━━ Given records ━━

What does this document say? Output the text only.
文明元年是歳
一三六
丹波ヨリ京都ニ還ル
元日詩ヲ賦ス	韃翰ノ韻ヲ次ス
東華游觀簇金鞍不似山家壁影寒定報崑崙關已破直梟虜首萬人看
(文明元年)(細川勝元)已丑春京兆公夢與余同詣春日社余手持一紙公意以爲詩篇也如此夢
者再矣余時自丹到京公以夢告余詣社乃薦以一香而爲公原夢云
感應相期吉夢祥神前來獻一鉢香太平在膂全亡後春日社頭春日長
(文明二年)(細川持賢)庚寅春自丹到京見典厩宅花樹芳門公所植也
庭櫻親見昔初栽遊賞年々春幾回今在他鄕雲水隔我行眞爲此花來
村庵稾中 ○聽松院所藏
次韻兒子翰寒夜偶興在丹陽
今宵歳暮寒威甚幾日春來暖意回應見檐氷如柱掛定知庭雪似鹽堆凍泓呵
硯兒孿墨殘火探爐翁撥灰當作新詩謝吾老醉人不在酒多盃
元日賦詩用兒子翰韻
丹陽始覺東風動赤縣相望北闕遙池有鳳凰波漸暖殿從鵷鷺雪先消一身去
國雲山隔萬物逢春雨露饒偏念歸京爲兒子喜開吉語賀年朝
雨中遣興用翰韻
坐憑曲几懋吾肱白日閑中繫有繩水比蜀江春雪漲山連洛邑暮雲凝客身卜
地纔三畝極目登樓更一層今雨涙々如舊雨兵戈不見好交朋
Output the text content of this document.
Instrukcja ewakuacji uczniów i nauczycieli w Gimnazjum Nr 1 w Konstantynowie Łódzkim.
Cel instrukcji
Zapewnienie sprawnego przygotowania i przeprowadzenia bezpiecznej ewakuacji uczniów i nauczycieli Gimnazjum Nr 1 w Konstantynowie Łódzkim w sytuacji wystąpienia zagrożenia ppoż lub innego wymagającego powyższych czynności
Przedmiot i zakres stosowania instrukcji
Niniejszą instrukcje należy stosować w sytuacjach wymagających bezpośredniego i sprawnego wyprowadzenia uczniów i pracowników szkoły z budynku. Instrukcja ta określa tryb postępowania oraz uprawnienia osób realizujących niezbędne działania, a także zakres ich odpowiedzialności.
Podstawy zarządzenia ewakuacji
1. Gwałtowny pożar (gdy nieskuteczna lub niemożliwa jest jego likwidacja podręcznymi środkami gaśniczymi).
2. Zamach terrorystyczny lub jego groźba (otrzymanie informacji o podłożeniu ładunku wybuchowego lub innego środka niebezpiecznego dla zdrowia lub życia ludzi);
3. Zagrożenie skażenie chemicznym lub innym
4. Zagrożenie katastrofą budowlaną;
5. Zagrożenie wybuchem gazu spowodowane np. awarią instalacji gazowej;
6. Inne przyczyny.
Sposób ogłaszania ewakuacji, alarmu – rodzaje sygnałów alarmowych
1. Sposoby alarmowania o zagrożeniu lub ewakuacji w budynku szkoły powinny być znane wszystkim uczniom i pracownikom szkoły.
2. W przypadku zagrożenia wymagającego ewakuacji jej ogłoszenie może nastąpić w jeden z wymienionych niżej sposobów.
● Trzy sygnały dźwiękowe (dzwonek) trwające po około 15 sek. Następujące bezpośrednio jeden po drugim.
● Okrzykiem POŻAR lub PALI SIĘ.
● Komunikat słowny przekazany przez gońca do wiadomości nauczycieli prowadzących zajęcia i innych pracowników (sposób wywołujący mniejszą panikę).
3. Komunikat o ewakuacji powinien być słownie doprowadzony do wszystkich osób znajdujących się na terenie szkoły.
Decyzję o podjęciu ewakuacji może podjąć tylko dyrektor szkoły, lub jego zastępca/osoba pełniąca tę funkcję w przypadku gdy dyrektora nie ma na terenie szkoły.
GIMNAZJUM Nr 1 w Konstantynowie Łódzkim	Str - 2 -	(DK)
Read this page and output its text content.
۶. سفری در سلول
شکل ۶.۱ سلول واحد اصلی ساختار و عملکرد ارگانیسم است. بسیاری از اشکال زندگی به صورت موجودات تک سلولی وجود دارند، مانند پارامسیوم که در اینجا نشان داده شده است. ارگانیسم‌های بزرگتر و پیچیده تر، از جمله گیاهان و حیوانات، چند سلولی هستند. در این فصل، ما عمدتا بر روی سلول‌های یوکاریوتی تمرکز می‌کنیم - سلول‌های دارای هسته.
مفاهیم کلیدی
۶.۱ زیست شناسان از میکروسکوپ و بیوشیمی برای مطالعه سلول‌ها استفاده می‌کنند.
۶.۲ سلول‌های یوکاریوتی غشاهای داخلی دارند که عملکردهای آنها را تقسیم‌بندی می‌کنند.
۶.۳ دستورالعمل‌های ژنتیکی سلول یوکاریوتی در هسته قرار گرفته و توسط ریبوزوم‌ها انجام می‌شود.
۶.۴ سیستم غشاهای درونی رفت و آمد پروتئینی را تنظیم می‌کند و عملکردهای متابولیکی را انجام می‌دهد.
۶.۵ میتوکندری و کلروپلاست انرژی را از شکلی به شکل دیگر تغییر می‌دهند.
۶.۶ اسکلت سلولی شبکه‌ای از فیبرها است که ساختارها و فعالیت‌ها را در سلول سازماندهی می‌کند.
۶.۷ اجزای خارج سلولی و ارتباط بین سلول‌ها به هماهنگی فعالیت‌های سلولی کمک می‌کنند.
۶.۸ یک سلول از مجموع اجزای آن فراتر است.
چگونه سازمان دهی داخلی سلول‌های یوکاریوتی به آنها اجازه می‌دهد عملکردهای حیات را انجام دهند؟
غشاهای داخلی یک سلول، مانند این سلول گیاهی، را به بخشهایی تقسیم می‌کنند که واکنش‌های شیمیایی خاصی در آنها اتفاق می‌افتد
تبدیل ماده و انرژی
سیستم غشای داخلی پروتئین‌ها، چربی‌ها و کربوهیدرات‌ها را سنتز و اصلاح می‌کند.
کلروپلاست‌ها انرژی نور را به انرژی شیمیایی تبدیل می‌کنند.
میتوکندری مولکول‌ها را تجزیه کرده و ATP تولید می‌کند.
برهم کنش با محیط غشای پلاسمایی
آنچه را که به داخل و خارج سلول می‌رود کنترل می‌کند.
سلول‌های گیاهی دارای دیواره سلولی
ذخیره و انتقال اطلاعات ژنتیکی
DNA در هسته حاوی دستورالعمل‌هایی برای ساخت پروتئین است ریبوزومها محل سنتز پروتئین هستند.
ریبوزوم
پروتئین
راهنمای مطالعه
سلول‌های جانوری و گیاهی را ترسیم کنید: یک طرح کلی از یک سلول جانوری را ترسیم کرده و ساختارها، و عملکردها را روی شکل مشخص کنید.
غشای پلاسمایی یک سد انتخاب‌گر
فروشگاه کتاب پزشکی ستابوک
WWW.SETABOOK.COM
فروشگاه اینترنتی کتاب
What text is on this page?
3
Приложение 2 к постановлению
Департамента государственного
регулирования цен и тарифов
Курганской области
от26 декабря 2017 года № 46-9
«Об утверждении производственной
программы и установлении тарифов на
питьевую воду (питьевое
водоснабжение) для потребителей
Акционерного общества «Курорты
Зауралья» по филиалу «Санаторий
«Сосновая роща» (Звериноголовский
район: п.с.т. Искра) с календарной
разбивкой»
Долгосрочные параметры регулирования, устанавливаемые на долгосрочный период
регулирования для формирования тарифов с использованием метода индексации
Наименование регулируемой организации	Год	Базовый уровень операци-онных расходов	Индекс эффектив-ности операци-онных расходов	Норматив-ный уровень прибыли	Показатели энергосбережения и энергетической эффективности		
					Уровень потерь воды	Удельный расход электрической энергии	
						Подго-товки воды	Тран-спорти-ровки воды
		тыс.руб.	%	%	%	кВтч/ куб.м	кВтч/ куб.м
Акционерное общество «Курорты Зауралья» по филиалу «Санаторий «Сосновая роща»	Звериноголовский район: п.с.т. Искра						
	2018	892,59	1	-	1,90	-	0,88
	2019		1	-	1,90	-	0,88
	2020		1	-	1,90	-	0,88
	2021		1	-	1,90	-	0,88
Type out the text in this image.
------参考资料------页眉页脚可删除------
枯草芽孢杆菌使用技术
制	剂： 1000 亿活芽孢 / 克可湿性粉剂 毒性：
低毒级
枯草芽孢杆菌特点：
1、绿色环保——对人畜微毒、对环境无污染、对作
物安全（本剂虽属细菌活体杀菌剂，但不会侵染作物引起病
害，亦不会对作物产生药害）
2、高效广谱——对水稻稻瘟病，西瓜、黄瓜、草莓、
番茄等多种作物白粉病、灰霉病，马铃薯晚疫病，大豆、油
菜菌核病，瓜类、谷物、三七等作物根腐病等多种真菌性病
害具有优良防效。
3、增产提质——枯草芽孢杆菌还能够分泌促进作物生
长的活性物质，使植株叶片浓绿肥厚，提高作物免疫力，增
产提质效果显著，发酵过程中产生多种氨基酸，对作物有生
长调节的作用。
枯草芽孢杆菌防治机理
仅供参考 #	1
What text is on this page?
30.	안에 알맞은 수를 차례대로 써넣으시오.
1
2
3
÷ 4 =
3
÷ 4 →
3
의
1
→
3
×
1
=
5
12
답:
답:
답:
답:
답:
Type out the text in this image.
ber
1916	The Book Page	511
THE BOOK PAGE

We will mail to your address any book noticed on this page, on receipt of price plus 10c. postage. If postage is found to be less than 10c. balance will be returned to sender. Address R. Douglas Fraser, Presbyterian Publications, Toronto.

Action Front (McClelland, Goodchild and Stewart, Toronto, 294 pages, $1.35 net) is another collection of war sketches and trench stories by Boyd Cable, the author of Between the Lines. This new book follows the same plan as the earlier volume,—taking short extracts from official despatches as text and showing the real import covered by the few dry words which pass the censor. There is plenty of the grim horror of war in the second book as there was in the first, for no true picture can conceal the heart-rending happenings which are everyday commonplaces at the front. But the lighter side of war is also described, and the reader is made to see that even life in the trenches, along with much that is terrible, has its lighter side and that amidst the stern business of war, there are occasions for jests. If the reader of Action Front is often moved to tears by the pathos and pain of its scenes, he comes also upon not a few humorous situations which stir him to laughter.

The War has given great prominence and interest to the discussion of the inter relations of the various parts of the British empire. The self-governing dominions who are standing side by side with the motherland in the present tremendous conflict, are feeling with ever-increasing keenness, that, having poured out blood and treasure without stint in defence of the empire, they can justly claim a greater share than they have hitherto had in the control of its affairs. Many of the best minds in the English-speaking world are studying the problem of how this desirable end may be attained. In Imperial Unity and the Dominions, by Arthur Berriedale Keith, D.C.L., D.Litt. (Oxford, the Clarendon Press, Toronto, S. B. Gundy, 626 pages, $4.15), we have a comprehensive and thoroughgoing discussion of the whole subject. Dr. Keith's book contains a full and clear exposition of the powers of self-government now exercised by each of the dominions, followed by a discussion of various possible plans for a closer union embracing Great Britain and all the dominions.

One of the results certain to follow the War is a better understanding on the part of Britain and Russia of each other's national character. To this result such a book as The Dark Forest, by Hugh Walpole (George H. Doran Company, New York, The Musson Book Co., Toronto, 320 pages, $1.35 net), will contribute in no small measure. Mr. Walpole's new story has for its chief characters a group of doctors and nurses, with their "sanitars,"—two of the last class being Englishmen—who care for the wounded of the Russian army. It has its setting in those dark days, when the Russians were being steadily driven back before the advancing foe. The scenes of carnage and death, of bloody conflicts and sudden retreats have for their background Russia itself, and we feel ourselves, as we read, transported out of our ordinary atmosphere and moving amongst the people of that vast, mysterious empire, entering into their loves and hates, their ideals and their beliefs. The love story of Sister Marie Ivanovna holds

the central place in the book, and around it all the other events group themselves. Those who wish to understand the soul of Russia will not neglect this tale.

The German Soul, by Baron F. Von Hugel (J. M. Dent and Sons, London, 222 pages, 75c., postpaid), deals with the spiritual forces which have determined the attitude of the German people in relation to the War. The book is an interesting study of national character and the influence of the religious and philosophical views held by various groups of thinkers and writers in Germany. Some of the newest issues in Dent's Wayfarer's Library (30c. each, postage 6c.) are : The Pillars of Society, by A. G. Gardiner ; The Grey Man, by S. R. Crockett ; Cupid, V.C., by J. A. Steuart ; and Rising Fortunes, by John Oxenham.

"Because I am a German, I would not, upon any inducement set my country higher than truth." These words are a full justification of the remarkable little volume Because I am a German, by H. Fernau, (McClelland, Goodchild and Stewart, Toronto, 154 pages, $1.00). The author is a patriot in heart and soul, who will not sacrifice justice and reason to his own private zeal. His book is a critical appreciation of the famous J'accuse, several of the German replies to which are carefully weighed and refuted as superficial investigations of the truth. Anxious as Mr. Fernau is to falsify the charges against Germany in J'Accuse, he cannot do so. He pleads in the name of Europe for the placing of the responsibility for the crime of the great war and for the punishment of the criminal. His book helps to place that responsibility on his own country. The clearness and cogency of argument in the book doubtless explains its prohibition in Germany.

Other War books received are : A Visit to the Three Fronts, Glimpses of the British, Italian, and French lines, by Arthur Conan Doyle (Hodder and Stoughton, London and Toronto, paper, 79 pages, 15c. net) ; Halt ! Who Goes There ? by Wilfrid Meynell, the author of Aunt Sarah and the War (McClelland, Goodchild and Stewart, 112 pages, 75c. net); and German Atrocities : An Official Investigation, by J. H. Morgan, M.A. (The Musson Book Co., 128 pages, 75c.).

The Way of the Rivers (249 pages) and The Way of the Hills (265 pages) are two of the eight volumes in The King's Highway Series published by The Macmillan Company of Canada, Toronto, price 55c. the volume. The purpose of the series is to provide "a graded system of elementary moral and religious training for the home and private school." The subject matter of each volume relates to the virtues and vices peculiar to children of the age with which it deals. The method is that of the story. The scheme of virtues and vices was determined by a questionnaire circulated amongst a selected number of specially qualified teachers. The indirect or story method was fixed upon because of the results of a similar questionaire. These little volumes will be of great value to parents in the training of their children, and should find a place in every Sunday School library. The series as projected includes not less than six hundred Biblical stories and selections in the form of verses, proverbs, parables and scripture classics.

━━━

_Prompt_.
Out of the material above, select every line that holds the string "فعالیت".

_Solution to this exercise_.
۶.۶ اسکلت سلولی شبکه‌ای از فیبرها است که ساختارها و فعالیت‌ها را در سلول سازماندهی می‌کند.
۶.۷ اجزای خارج سلولی و ارتباط بین سلول‌ها به هماهنگی فعالیت‌های سلولی کمک می‌کنند.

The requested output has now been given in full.